→ **Given instruction**:
Emit the line that holds "What does this" and all lines following it through the end of the data, verbatim, and nothing else.
⁂
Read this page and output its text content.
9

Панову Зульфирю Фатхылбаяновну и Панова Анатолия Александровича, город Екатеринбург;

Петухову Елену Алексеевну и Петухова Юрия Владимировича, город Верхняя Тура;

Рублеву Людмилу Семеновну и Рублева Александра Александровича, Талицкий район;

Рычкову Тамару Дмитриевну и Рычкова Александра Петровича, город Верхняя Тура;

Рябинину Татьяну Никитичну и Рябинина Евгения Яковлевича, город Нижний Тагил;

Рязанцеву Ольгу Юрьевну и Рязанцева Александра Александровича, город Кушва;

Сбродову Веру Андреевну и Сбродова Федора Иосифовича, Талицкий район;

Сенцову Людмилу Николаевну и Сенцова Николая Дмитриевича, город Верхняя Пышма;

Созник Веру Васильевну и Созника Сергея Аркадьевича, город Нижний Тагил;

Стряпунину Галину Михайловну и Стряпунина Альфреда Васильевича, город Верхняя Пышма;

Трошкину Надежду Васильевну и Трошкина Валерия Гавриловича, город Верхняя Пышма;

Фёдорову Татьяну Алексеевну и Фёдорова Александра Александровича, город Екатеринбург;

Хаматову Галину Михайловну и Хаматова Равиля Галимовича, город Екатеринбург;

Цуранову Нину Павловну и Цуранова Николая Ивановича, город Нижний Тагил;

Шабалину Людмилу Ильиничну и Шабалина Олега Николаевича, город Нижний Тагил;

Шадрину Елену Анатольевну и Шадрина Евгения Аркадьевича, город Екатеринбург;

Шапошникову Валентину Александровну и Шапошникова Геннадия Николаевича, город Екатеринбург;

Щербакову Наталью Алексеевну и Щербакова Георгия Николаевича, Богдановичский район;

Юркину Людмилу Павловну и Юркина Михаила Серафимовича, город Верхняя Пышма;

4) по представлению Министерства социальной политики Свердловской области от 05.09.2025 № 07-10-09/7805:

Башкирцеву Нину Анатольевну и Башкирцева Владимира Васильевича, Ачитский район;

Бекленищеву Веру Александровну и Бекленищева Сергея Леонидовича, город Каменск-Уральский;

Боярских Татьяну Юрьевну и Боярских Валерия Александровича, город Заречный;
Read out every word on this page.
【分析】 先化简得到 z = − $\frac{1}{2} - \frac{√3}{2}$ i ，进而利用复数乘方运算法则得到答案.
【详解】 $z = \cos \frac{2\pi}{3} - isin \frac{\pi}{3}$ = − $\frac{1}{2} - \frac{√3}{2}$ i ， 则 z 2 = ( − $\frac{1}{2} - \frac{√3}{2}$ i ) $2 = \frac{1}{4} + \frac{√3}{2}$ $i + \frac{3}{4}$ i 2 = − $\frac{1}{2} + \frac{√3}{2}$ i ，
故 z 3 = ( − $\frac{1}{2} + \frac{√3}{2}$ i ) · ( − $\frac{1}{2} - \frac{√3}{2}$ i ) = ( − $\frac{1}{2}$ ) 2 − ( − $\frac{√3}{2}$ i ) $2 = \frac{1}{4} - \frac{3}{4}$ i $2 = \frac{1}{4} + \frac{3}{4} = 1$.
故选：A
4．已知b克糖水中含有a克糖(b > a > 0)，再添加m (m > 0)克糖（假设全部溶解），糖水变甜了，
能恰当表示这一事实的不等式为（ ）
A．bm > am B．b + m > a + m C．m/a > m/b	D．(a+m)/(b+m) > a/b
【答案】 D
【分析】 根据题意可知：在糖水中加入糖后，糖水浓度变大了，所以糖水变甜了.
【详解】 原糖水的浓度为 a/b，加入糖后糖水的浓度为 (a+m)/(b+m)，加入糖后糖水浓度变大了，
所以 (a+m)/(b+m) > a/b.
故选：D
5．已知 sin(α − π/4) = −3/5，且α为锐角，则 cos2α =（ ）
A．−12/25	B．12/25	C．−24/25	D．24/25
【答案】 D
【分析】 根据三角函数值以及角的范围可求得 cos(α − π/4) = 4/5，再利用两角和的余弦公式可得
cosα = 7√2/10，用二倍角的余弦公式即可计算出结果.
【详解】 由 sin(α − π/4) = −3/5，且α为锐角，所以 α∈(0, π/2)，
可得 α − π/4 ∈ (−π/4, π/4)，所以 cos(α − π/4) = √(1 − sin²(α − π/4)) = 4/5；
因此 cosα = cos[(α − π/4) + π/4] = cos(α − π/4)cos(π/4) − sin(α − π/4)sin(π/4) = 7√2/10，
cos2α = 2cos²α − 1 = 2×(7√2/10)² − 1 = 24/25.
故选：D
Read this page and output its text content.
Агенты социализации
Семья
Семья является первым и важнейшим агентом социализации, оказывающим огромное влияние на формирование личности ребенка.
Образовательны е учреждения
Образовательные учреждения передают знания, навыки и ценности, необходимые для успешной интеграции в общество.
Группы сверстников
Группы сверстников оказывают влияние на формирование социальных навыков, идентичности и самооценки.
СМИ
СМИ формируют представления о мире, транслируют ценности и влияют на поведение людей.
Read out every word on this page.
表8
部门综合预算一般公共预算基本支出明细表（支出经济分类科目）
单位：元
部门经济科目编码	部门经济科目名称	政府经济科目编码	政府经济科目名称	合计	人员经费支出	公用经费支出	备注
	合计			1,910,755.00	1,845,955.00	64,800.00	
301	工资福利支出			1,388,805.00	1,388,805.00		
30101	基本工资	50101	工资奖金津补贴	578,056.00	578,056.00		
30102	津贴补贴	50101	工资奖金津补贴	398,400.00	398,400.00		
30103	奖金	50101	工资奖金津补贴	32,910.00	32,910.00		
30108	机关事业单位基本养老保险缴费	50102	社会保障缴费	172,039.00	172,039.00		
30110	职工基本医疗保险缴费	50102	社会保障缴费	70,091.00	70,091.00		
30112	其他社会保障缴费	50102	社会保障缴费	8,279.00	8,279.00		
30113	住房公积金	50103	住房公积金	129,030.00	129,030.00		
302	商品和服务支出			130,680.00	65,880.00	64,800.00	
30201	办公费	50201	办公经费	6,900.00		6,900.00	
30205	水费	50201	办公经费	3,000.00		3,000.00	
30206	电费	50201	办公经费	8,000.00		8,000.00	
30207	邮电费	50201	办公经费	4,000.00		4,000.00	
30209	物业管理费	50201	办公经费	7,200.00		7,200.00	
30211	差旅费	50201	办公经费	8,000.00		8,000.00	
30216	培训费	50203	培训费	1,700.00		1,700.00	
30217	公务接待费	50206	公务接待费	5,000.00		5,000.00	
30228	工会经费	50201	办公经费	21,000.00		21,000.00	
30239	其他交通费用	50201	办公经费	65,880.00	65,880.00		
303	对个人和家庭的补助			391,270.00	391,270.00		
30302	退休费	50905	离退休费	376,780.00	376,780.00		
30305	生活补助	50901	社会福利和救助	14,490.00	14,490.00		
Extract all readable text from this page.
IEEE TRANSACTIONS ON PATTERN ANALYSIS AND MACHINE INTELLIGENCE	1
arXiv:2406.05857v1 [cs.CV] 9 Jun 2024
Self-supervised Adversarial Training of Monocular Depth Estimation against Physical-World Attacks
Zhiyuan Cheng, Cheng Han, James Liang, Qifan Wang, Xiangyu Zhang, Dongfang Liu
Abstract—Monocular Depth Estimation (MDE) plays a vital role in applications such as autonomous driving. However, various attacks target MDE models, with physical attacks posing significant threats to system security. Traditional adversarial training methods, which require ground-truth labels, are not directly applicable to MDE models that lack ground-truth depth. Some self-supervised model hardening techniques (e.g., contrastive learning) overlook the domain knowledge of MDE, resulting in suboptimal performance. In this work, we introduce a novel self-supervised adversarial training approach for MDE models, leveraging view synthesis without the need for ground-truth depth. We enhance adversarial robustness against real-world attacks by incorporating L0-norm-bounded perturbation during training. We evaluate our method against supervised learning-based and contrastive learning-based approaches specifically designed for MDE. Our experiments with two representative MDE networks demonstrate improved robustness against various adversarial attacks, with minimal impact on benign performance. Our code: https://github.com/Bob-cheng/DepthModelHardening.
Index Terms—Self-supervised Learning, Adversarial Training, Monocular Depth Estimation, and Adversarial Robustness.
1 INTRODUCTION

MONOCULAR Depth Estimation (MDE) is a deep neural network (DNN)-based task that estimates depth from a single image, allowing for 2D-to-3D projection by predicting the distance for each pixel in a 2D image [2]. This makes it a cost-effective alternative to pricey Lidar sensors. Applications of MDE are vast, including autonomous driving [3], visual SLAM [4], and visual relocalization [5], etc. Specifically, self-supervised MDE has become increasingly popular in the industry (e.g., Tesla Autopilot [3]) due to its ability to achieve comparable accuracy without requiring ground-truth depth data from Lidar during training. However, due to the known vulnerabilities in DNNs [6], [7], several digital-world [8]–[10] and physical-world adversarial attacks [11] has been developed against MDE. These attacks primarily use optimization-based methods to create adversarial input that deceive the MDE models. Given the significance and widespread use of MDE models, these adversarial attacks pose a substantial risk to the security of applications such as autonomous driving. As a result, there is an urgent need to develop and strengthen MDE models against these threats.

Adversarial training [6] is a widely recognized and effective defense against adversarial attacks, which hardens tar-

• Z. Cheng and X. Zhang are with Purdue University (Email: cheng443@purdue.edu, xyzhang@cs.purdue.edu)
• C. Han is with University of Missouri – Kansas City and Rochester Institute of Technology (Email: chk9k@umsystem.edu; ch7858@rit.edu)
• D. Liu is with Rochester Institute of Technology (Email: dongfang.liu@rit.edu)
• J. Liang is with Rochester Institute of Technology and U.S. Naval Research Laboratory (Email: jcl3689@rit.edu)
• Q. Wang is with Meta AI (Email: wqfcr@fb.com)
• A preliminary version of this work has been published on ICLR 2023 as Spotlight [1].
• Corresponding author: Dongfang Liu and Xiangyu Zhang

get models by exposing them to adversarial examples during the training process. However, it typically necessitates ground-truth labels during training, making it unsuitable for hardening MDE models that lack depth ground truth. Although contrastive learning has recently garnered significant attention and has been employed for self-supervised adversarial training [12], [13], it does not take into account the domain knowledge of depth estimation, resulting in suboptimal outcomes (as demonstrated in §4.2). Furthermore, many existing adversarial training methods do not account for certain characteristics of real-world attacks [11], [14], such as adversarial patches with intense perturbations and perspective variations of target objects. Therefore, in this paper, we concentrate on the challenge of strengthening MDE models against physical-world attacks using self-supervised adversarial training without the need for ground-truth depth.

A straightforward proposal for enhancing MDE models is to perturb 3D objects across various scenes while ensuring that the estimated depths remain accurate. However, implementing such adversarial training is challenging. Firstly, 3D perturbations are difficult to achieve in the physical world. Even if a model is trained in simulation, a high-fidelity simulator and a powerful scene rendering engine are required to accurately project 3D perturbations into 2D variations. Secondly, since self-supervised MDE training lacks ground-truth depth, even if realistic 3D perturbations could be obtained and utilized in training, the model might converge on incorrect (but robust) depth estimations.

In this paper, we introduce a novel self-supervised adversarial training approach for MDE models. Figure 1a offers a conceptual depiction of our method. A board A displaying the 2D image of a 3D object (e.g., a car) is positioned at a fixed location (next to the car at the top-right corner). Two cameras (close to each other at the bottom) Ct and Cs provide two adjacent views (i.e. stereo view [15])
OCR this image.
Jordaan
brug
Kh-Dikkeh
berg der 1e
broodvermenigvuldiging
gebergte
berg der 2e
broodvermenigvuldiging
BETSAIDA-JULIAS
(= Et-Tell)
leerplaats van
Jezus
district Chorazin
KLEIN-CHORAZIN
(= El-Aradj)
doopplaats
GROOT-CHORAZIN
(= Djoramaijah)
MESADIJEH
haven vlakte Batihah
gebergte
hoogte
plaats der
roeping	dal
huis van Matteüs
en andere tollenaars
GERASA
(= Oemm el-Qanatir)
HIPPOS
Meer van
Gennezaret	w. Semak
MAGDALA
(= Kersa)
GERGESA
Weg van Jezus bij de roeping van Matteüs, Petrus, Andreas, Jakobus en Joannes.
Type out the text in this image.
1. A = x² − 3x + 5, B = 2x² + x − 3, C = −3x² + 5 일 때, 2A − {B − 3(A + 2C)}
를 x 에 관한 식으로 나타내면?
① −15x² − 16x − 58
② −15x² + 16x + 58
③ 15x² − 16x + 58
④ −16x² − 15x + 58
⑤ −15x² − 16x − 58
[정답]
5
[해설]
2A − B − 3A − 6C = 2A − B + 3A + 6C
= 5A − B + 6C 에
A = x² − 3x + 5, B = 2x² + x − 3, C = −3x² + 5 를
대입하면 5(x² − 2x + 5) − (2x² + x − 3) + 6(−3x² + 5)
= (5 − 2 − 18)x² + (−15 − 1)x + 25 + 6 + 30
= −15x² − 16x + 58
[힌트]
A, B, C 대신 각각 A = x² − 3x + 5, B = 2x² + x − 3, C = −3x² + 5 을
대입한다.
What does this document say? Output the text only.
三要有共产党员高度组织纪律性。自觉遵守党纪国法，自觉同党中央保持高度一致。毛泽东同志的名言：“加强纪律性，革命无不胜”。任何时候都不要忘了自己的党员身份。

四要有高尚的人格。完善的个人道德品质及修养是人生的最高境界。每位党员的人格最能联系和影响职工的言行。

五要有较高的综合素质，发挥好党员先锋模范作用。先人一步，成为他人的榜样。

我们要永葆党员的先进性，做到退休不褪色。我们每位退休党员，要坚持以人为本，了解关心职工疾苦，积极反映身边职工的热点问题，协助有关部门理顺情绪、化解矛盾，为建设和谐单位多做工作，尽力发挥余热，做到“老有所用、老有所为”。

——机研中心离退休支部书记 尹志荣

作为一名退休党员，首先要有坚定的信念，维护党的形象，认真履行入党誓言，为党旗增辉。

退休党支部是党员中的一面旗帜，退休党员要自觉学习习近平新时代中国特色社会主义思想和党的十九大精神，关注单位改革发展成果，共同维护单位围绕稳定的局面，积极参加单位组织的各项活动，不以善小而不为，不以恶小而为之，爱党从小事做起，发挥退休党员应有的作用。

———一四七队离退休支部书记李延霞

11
⁂
→ **The output**:
What does this document say? Output the text only.
三要有共产党员高度组织纪律性。自觉遵守党纪国法，自觉同党中央保持高度一致。毛泽东同志的名言：“加强纪律性，革命无不胜”。任何时候都不要忘了自己的党员身份。

四要有高尚的人格。完善的个人道德品质及修养是人生的最高境界。每位党员的人格最能联系和影响职工的言行。

五要有较高的综合素质，发挥好党员先锋模范作用。先人一步，成为他人的榜样。

我们要永葆党员的先进性，做到退休不褪色。我们每位退休党员，要坚持以人为本，了解关心职工疾苦，积极反映身边职工的热点问题，协助有关部门理顺情绪、化解矛盾，为建设和谐单位多做工作，尽力发挥余热，做到“老有所用、老有所为”。

——机研中心离退休支部书记 尹志荣

作为一名退休党员，首先要有坚定的信念，维护党的形象，认真履行入党誓言，为党旗增辉。

退休党支部是党员中的一面旗帜，退休党员要自觉学习习近平新时代中国特色社会主义思想和党的十九大精神，关注单位改革发展成果，共同维护单位围绕稳定的局面，积极参加单位组织的各项活动，不以善小而不为，不以恶小而为之，爱党从小事做起，发挥退休党员应有的作用。

———一四七队离退休支部书记李延霞

11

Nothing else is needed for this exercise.